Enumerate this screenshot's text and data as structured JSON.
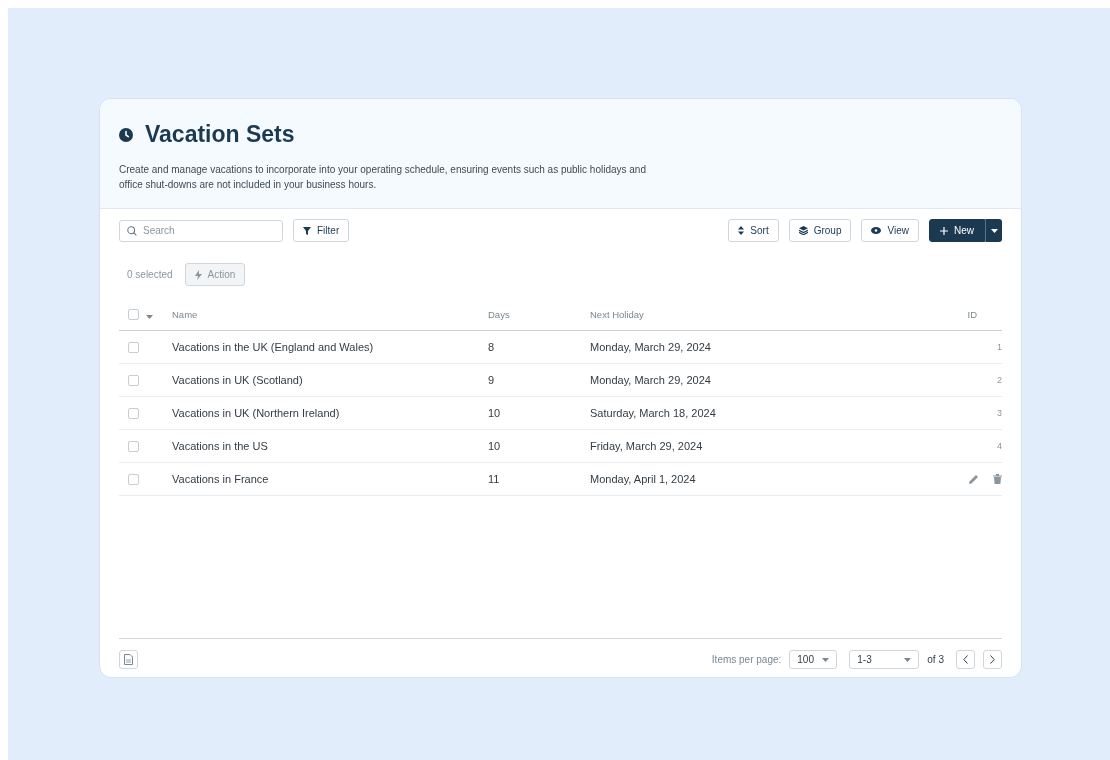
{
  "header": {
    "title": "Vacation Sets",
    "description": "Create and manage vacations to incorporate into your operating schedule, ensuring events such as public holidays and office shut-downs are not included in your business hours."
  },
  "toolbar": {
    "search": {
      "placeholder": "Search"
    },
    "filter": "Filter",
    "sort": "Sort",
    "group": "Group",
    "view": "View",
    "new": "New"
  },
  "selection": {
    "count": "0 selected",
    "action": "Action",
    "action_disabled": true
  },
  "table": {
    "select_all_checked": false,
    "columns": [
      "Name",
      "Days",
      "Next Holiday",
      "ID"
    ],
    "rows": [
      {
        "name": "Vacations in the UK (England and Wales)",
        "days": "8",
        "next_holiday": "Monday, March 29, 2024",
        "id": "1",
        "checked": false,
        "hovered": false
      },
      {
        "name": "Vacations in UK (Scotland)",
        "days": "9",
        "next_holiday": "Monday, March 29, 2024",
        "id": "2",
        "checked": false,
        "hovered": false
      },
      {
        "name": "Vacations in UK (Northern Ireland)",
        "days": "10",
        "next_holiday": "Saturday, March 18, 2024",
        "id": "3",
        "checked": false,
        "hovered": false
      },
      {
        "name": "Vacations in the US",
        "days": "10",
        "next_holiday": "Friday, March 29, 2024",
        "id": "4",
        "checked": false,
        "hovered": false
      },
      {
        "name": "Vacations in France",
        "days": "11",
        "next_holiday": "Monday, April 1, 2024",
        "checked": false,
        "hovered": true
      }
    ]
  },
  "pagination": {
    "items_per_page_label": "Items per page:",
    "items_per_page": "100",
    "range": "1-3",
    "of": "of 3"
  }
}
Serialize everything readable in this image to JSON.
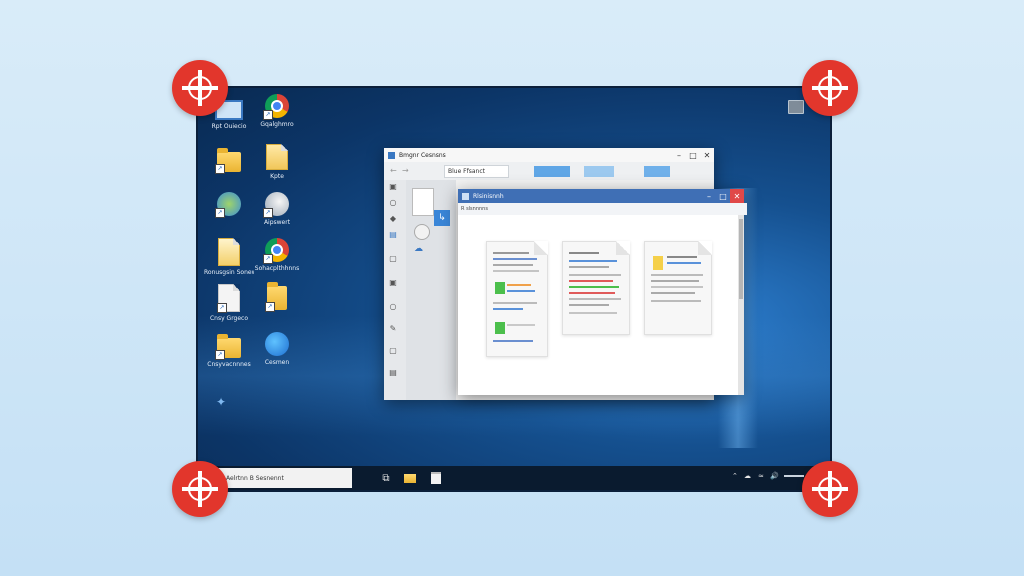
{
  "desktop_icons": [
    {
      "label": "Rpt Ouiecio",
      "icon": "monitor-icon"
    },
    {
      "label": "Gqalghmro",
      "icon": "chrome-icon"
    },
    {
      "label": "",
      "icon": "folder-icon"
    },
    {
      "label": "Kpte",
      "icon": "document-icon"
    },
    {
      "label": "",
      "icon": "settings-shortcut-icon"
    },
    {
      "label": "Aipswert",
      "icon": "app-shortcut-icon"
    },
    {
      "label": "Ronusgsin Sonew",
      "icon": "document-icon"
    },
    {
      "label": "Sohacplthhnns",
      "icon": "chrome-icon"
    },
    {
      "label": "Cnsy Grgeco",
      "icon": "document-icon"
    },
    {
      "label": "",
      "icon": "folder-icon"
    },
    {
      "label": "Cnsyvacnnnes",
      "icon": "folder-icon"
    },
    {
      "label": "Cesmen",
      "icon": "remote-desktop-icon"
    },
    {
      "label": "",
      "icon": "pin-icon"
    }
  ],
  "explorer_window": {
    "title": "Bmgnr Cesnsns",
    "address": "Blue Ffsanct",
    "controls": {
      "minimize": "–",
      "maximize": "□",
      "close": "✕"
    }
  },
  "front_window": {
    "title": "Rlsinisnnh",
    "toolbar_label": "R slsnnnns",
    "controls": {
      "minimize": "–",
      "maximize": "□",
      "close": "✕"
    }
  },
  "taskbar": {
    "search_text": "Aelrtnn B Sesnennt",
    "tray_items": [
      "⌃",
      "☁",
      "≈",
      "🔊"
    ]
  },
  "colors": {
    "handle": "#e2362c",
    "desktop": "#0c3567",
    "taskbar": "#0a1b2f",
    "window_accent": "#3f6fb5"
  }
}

----------------------------------------

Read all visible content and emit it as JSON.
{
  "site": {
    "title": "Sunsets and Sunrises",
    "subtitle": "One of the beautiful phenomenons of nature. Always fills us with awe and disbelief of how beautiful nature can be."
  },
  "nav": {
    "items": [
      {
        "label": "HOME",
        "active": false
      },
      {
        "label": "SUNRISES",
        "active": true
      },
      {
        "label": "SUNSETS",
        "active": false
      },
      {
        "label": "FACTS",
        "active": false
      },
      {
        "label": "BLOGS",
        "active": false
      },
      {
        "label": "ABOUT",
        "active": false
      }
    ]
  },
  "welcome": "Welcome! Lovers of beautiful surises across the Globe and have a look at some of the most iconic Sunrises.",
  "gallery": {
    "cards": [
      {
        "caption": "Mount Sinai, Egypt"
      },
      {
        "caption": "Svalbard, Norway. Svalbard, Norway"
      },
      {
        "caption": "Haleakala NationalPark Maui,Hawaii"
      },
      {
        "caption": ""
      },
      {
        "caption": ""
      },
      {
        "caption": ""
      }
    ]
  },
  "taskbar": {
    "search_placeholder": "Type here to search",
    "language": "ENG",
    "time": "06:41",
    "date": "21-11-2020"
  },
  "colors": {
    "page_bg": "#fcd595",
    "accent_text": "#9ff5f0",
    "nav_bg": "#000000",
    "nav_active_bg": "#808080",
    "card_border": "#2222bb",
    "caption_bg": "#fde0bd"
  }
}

----------------------------------------

> _TO BE DONE_:
Filter the data, keeping only the lines that contain "shortcut".

> _FULL OUTPUT_:
      "icon": "settings-shortcut-icon"
      "icon": "app-shortcut-icon"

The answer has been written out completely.